*Short task*
Go through the entries below and pick out every line with "tylnego".

*Material for this exercise*
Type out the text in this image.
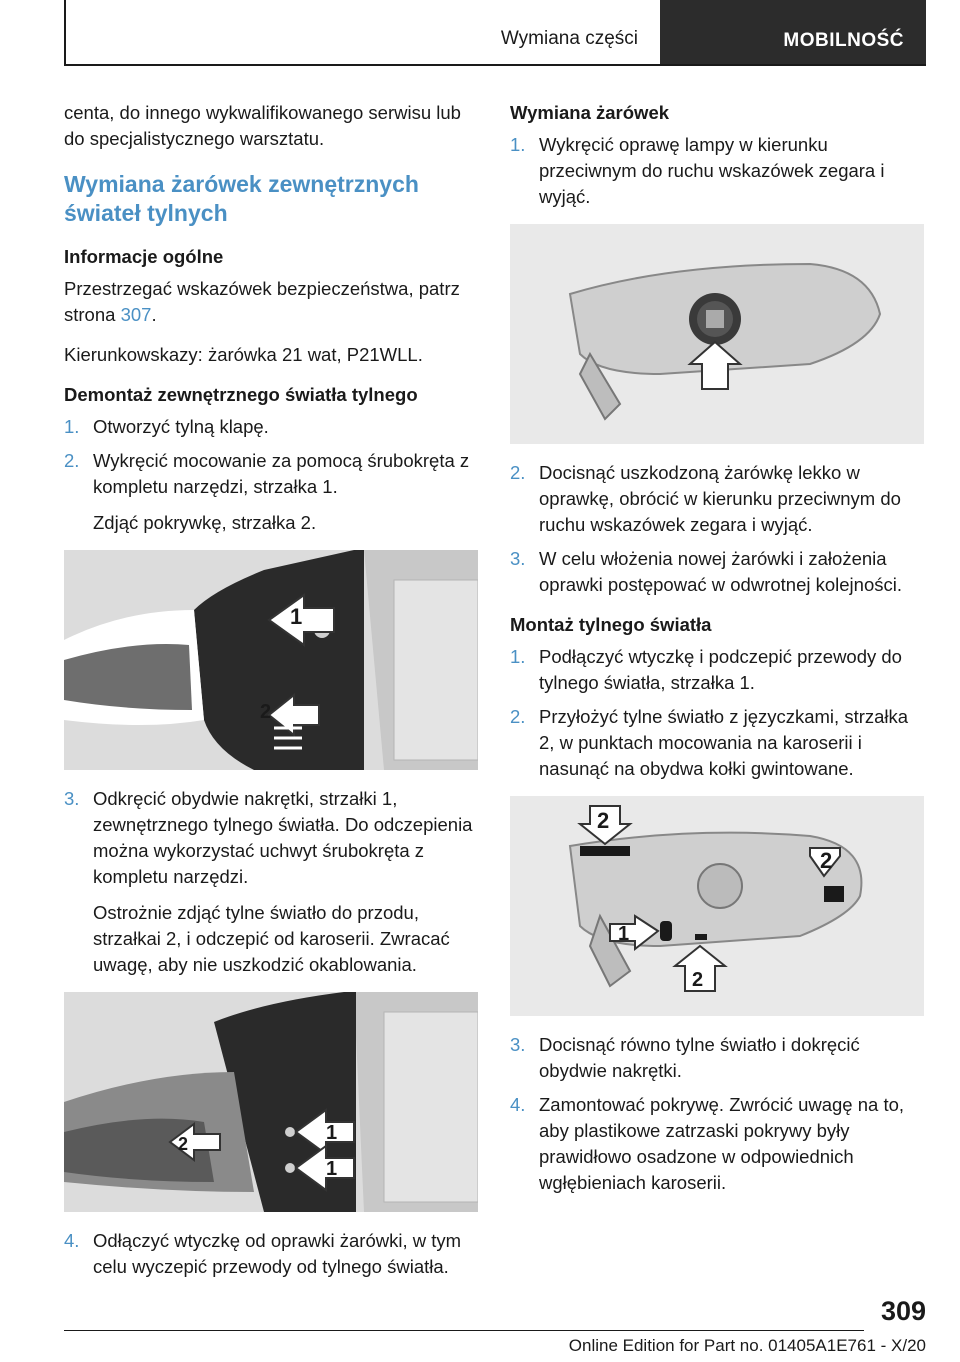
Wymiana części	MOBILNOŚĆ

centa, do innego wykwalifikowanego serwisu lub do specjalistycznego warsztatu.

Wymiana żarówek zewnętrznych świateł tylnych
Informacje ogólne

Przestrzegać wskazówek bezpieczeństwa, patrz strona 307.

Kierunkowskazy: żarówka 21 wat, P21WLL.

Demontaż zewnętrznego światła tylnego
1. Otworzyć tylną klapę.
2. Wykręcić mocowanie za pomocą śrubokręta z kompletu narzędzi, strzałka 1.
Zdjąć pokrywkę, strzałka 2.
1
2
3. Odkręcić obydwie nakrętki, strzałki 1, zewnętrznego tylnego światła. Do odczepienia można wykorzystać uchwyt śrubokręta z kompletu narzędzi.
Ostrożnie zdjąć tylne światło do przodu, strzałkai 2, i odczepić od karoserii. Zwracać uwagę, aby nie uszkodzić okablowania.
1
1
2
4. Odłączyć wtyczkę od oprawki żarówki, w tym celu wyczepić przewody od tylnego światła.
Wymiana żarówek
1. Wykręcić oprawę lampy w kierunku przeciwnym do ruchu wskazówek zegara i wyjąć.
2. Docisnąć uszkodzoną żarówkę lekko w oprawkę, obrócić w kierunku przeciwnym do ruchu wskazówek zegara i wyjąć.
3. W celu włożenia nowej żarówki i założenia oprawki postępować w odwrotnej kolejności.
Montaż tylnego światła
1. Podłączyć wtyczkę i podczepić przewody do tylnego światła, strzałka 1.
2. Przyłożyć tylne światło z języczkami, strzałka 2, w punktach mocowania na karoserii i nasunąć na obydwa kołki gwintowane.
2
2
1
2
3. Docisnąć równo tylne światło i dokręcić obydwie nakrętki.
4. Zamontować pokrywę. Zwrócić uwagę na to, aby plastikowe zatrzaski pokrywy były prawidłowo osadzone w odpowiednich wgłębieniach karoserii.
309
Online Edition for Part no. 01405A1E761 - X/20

*Exercise result*
Demontaż zewnętrznego światła tylnego
3. Odkręcić obydwie nakrętki, strzałki 1, zewnętrznego tylnego światła. Do odczepienia można wykorzystać uchwyt śrubokręta z kompletu narzędzi.
4. Odłączyć wtyczkę od oprawki żarówki, w tym celu wyczepić przewody od tylnego światła.
Montaż tylnego światła
1. Podłączyć wtyczkę i podczepić przewody do tylnego światła, strzałka 1.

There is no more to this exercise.